▶ **INPUT RECORDS**:
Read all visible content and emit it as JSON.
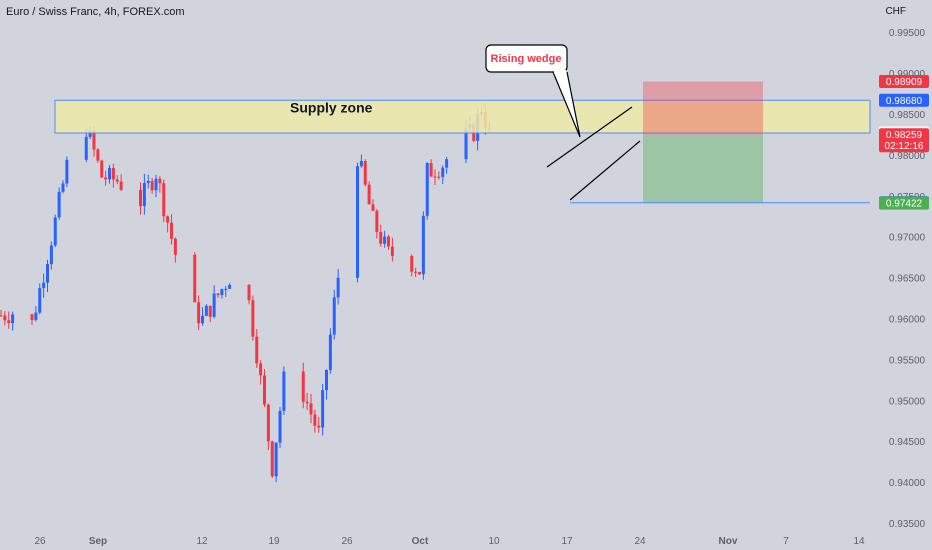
{
  "header": {
    "symbol_title": "Euro / Swiss Franc, 4h, FOREX.com",
    "currency": "CHF"
  },
  "annotations": {
    "supply_zone": "Supply zone",
    "rising_wedge": "Rising wedge"
  },
  "price_tags": [
    {
      "value": "0.98909",
      "role": "stop-loss",
      "color": "#f23645"
    },
    {
      "value": "0.98680",
      "role": "supply-zone-top",
      "color": "#2962ff"
    },
    {
      "value": "0.98280",
      "role": "supply-zone-bottom",
      "color": "#ffffff"
    },
    {
      "value": "0.98259",
      "role": "last-price",
      "color": "#f23645",
      "countdown": "02:12:16"
    },
    {
      "value": "0.97428",
      "role": "support-line",
      "color": "#2962ff"
    },
    {
      "value": "0.97422",
      "role": "take-profit",
      "color": "#4caf50"
    }
  ],
  "colors": {
    "up": "#2962ff",
    "down": "#f23645",
    "zone": "#efe9a8",
    "zone_border": "#4a8cff",
    "profit": "#4caf50",
    "loss": "#f23645"
  },
  "chart_data": {
    "type": "candlestick",
    "title": "Euro / Swiss Franc, 4h, FOREX.com",
    "y_unit": "CHF",
    "ylim": [
      0.9325,
      1.0005
    ],
    "y_ticks": [
      "0.99500",
      "0.99000",
      "0.98500",
      "0.98000",
      "0.97500",
      "0.97000",
      "0.96500",
      "0.96000",
      "0.95500",
      "0.95000",
      "0.94500",
      "0.94000",
      "0.93500"
    ],
    "x_ticks": [
      "26",
      "Sep",
      "12",
      "19",
      "26",
      "Oct",
      "10",
      "17",
      "24",
      "Nov",
      "7",
      "14"
    ],
    "supply_zone": [
      0.9828,
      0.9868
    ],
    "support_line": 0.97428,
    "trade": {
      "entry": 0.98259,
      "stop": 0.98909,
      "target": 0.97422
    },
    "anchors": [
      {
        "x": "Aug 22",
        "close": 0.9605
      },
      {
        "x": "Aug 24",
        "close": 0.961
      },
      {
        "x": "Aug 26",
        "close": 0.9595
      },
      {
        "x": "Aug 29",
        "close": 0.972
      },
      {
        "x": "Aug 31",
        "close": 0.981
      },
      {
        "x": "Sep 2",
        "close": 0.9835
      },
      {
        "x": "Sep 4",
        "close": 0.9775
      },
      {
        "x": "Sep 6",
        "close": 0.977
      },
      {
        "x": "Sep 9",
        "close": 0.9745
      },
      {
        "x": "Sep 11",
        "close": 0.978
      },
      {
        "x": "Sep 13",
        "close": 0.97
      },
      {
        "x": "Sep 15",
        "close": 0.962
      },
      {
        "x": "Sep 17",
        "close": 0.96
      },
      {
        "x": "Sep 19",
        "close": 0.963
      },
      {
        "x": "Sep 21",
        "close": 0.966
      },
      {
        "x": "Sep 22",
        "close": 0.968
      },
      {
        "x": "Sep 24",
        "close": 0.956
      },
      {
        "x": "Sep 26",
        "close": 0.942
      },
      {
        "x": "Sep 28",
        "close": 0.956
      },
      {
        "x": "Sep 30",
        "close": 0.951
      },
      {
        "x": "Oct 2",
        "close": 0.946
      },
      {
        "x": "Oct 4",
        "close": 0.962
      },
      {
        "x": "Oct 6",
        "close": 0.975
      },
      {
        "x": "Oct 7",
        "close": 0.98
      },
      {
        "x": "Oct 9",
        "close": 0.972
      },
      {
        "x": "Oct 11",
        "close": 0.968
      },
      {
        "x": "Oct 13",
        "close": 0.968
      },
      {
        "x": "Oct 15",
        "close": 0.966
      },
      {
        "x": "Oct 16",
        "close": 0.978
      },
      {
        "x": "Oct 18",
        "close": 0.979
      },
      {
        "x": "Oct 20",
        "close": 0.9815
      },
      {
        "x": "Oct 22",
        "close": 0.983
      },
      {
        "x": "Oct 23",
        "close": 0.986
      },
      {
        "x": "Oct 24",
        "close": 0.98259
      }
    ]
  }
}
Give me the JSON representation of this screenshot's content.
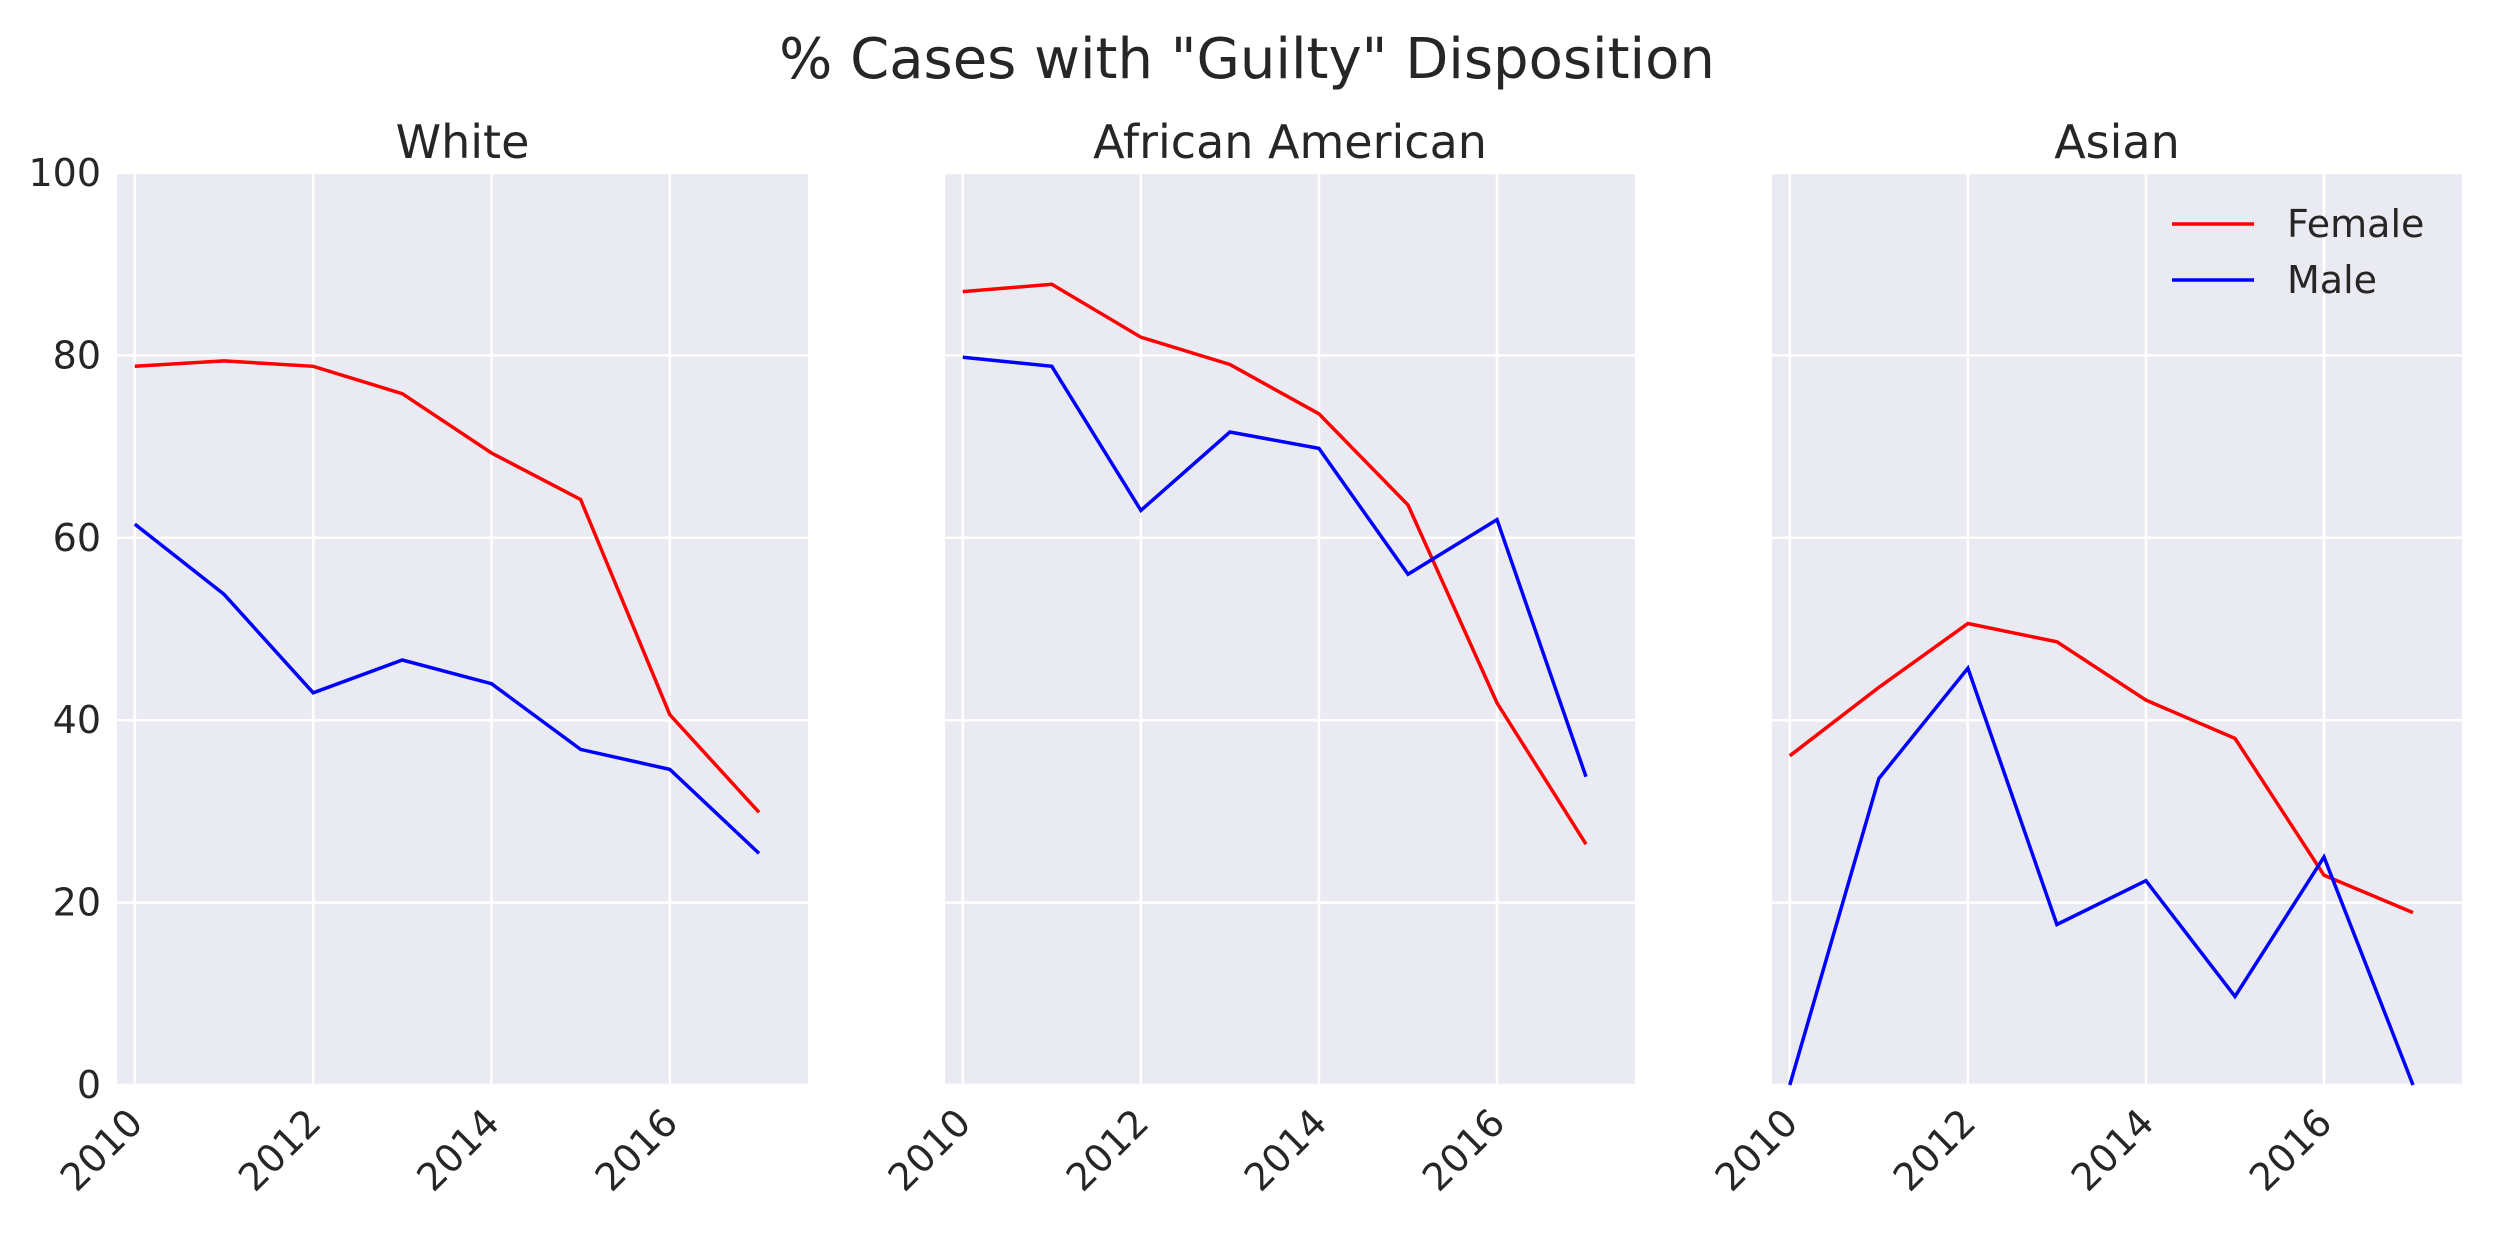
{
  "chart_data": {
    "type": "line",
    "title": "% Cases with \"Guilty\" Disposition",
    "x": [
      2010,
      2011,
      2012,
      2013,
      2014,
      2015,
      2016,
      2017
    ],
    "xticks": [
      2010,
      2012,
      2014,
      2016
    ],
    "xlim": [
      2009.8,
      2017.55
    ],
    "ylim": [
      0,
      100
    ],
    "yticks": [
      0,
      20,
      40,
      60,
      80,
      100
    ],
    "grid": true,
    "shared_y": true,
    "legend": {
      "location": "upper right",
      "panel": 2
    },
    "colors": {
      "Female": "#ff0000",
      "Male": "#0000ff",
      "axes_background": "#eaeaf2",
      "grid": "#ffffff"
    },
    "panels": [
      {
        "title": "White",
        "series": [
          {
            "name": "Female",
            "values": [
              78.8,
              79.4,
              78.8,
              75.8,
              69.3,
              64.2,
              40.6,
              29.9
            ]
          },
          {
            "name": "Male",
            "values": [
              61.5,
              53.8,
              43.0,
              46.6,
              44.0,
              36.8,
              34.6,
              25.4
            ]
          }
        ]
      },
      {
        "title": "African American",
        "series": [
          {
            "name": "Female",
            "values": [
              87.0,
              87.8,
              82.0,
              79.0,
              73.6,
              63.6,
              41.9,
              26.4
            ]
          },
          {
            "name": "Male",
            "values": [
              79.8,
              78.8,
              63.0,
              71.6,
              69.8,
              56.0,
              62.0,
              33.8
            ]
          }
        ]
      },
      {
        "title": "Asian",
        "series": [
          {
            "name": "Female",
            "values": [
              36.1,
              43.6,
              50.6,
              48.6,
              42.2,
              38.0,
              23.0,
              18.9
            ]
          },
          {
            "name": "Male",
            "values": [
              0.0,
              33.6,
              45.7,
              17.6,
              22.4,
              9.7,
              25.0,
              0.0
            ]
          }
        ]
      }
    ]
  }
}
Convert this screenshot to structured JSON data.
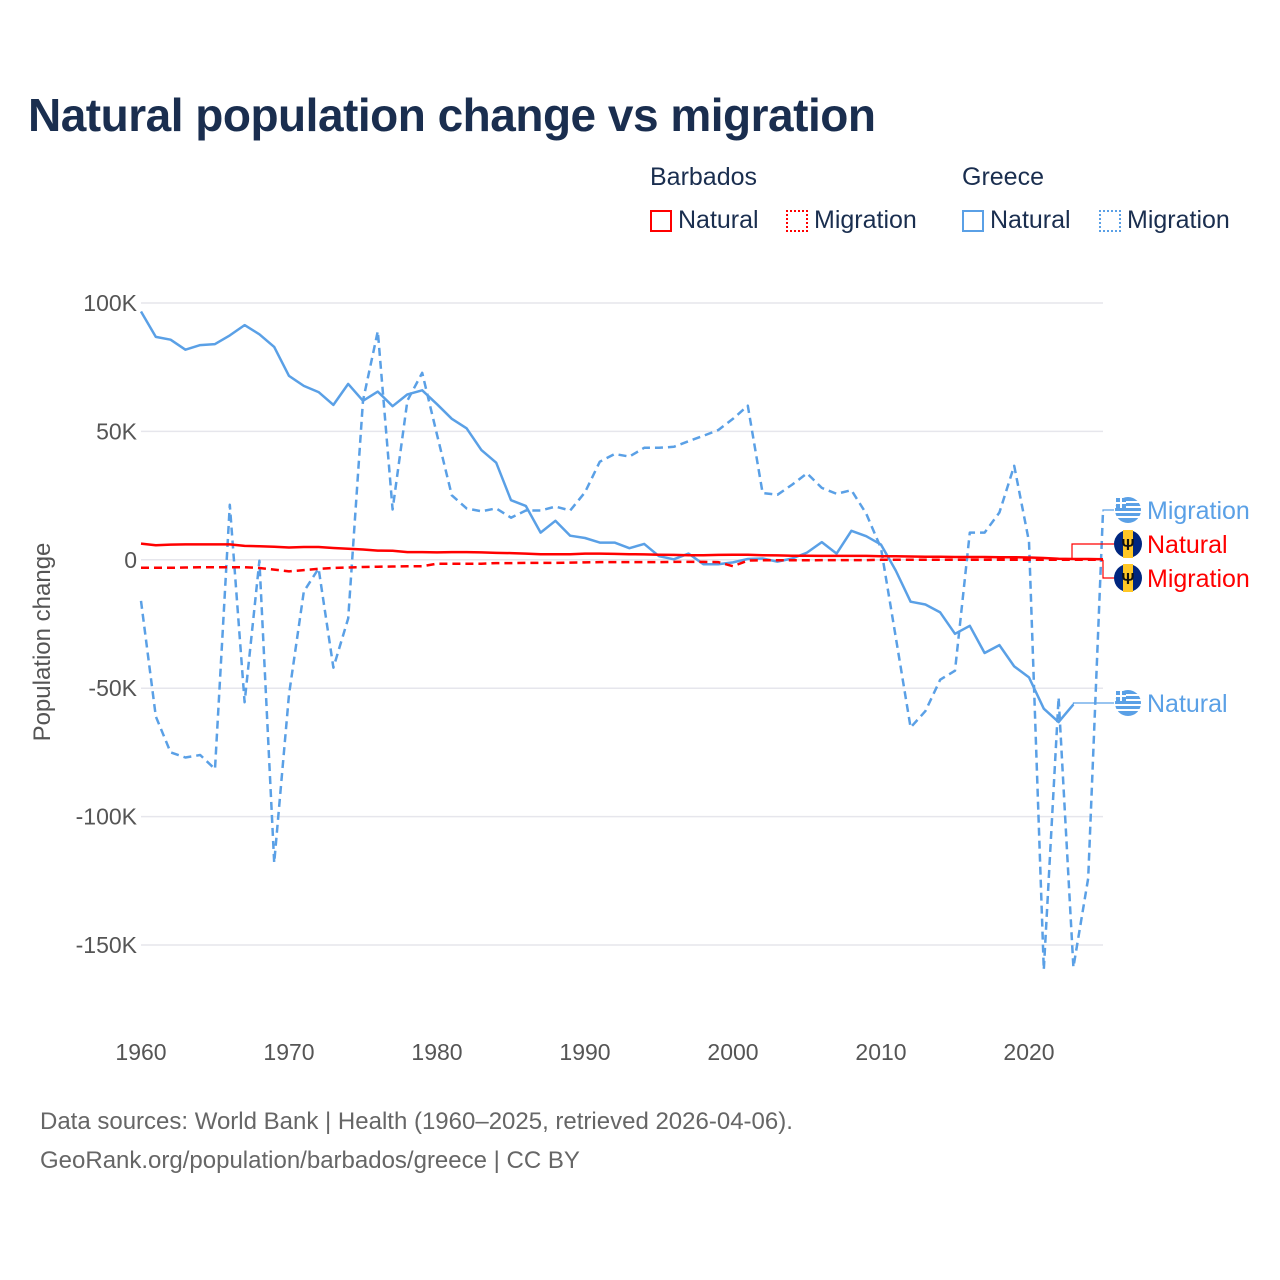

▶ **SHORT PROBLEM**:
Print the records word for word and exclude any picture they hold.

▶ **RESULT**:
Read all visible content and emit it as JSON.
{
  "header": {
    "symbol_title": "Euro / Swiss Franc, 4h, FOREX.com",
    "currency": "CHF"
  },
  "annotations": {
    "supply_zone": "Supply zone",
    "rising_wedge": "Rising wedge"
  },
  "price_tags": [
    {
      "value": "0.98909",
      "role": "stop-loss",
      "color": "#f23645"
    },
    {
      "value": "0.98680",
      "role": "supply-zone-top",
      "color": "#2962ff"
    },
    {
      "value": "0.98280",
      "role": "supply-zone-bottom",
      "color": "#ffffff"
    },
    {
      "value": "0.98259",
      "role": "last-price",
      "color": "#f23645",
      "countdown": "02:12:16"
    },
    {
      "value": "0.97428",
      "role": "support-line",
      "color": "#2962ff"
    },
    {
      "value": "0.97422",
      "role": "take-profit",
      "color": "#4caf50"
    }
  ],
  "colors": {
    "up": "#2962ff",
    "down": "#f23645",
    "zone": "#efe9a8",
    "zone_border": "#4a8cff",
    "profit": "#4caf50",
    "loss": "#f23645"
  },
  "chart_data": {
    "type": "candlestick",
    "title": "Euro / Swiss Franc, 4h, FOREX.com",
    "y_unit": "CHF",
    "ylim": [
      0.9325,
      1.0005
    ],
    "y_ticks": [
      "0.99500",
      "0.99000",
      "0.98500",
      "0.98000",
      "0.97500",
      "0.97000",
      "0.96500",
      "0.96000",
      "0.95500",
      "0.95000",
      "0.94500",
      "0.94000",
      "0.93500"
    ],
    "x_ticks": [
      "26",
      "Sep",
      "12",
      "19",
      "26",
      "Oct",
      "10",
      "17",
      "24",
      "Nov",
      "7",
      "14"
    ],
    "supply_zone": [
      0.9828,
      0.9868
    ],
    "support_line": 0.97428,
    "trade": {
      "entry": 0.98259,
      "stop": 0.98909,
      "target": 0.97422
    },
    "anchors": [
      {
        "x": "Aug 22",
        "close": 0.9605
      },
      {
        "x": "Aug 24",
        "close": 0.961
      },
      {
        "x": "Aug 26",
        "close": 0.9595
      },
      {
        "x": "Aug 29",
        "close": 0.972
      },
      {
        "x": "Aug 31",
        "close": 0.981
      },
      {
        "x": "Sep 2",
        "close": 0.9835
      },
      {
        "x": "Sep 4",
        "close": 0.9775
      },
      {
        "x": "Sep 6",
        "close": 0.977
      },
      {
        "x": "Sep 9",
        "close": 0.9745
      },
      {
        "x": "Sep 11",
        "close": 0.978
      },
      {
        "x": "Sep 13",
        "close": 0.97
      },
      {
        "x": "Sep 15",
        "close": 0.962
      },
      {
        "x": "Sep 17",
        "close": 0.96
      },
      {
        "x": "Sep 19",
        "close": 0.963
      },
      {
        "x": "Sep 21",
        "close": 0.966
      },
      {
        "x": "Sep 22",
        "close": 0.968
      },
      {
        "x": "Sep 24",
        "close": 0.956
      },
      {
        "x": "Sep 26",
        "close": 0.942
      },
      {
        "x": "Sep 28",
        "close": 0.956
      },
      {
        "x": "Sep 30",
        "close": 0.951
      },
      {
        "x": "Oct 2",
        "close": 0.946
      },
      {
        "x": "Oct 4",
        "close": 0.962
      },
      {
        "x": "Oct 6",
        "close": 0.975
      },
      {
        "x": "Oct 7",
        "close": 0.98
      },
      {
        "x": "Oct 9",
        "close": 0.972
      },
      {
        "x": "Oct 11",
        "close": 0.968
      },
      {
        "x": "Oct 13",
        "close": 0.968
      },
      {
        "x": "Oct 15",
        "close": 0.966
      },
      {
        "x": "Oct 16",
        "close": 0.978
      },
      {
        "x": "Oct 18",
        "close": 0.979
      },
      {
        "x": "Oct 20",
        "close": 0.9815
      },
      {
        "x": "Oct 22",
        "close": 0.983
      },
      {
        "x": "Oct 23",
        "close": 0.986
      },
      {
        "x": "Oct 24",
        "close": 0.98259
      }
    ]
  }
}
Give me the JSON representation of this screenshot's content.
{
  "chart_data": {
    "type": "line",
    "title": "% Cases with \"Guilty\" Disposition",
    "x": [
      2010,
      2011,
      2012,
      2013,
      2014,
      2015,
      2016,
      2017
    ],
    "xticks": [
      2010,
      2012,
      2014,
      2016
    ],
    "xlim": [
      2009.8,
      2017.55
    ],
    "ylim": [
      0,
      100
    ],
    "yticks": [
      0,
      20,
      40,
      60,
      80,
      100
    ],
    "grid": true,
    "shared_y": true,
    "legend": {
      "location": "upper right",
      "panel": 2
    },
    "colors": {
      "Female": "#ff0000",
      "Male": "#0000ff",
      "axes_background": "#eaeaf2",
      "grid": "#ffffff"
    },
    "panels": [
      {
        "title": "White",
        "series": [
          {
            "name": "Female",
            "values": [
              78.8,
              79.4,
              78.8,
              75.8,
              69.3,
              64.2,
              40.6,
              29.9
            ]
          },
          {
            "name": "Male",
            "values": [
              61.5,
              53.8,
              43.0,
              46.6,
              44.0,
              36.8,
              34.6,
              25.4
            ]
          }
        ]
      },
      {
        "title": "African American",
        "series": [
          {
            "name": "Female",
            "values": [
              87.0,
              87.8,
              82.0,
              79.0,
              73.6,
              63.6,
              41.9,
              26.4
            ]
          },
          {
            "name": "Male",
            "values": [
              79.8,
              78.8,
              63.0,
              71.6,
              69.8,
              56.0,
              62.0,
              33.8
            ]
          }
        ]
      },
      {
        "title": "Asian",
        "series": [
          {
            "name": "Female",
            "values": [
              36.1,
              43.6,
              50.6,
              48.6,
              42.2,
              38.0,
              23.0,
              18.9
            ]
          },
          {
            "name": "Male",
            "values": [
              0.0,
              33.6,
              45.7,
              17.6,
              22.4,
              9.7,
              25.0,
              0.0
            ]
          }
        ]
      }
    ]
  }
}
Convert this screenshot to structured JSON data.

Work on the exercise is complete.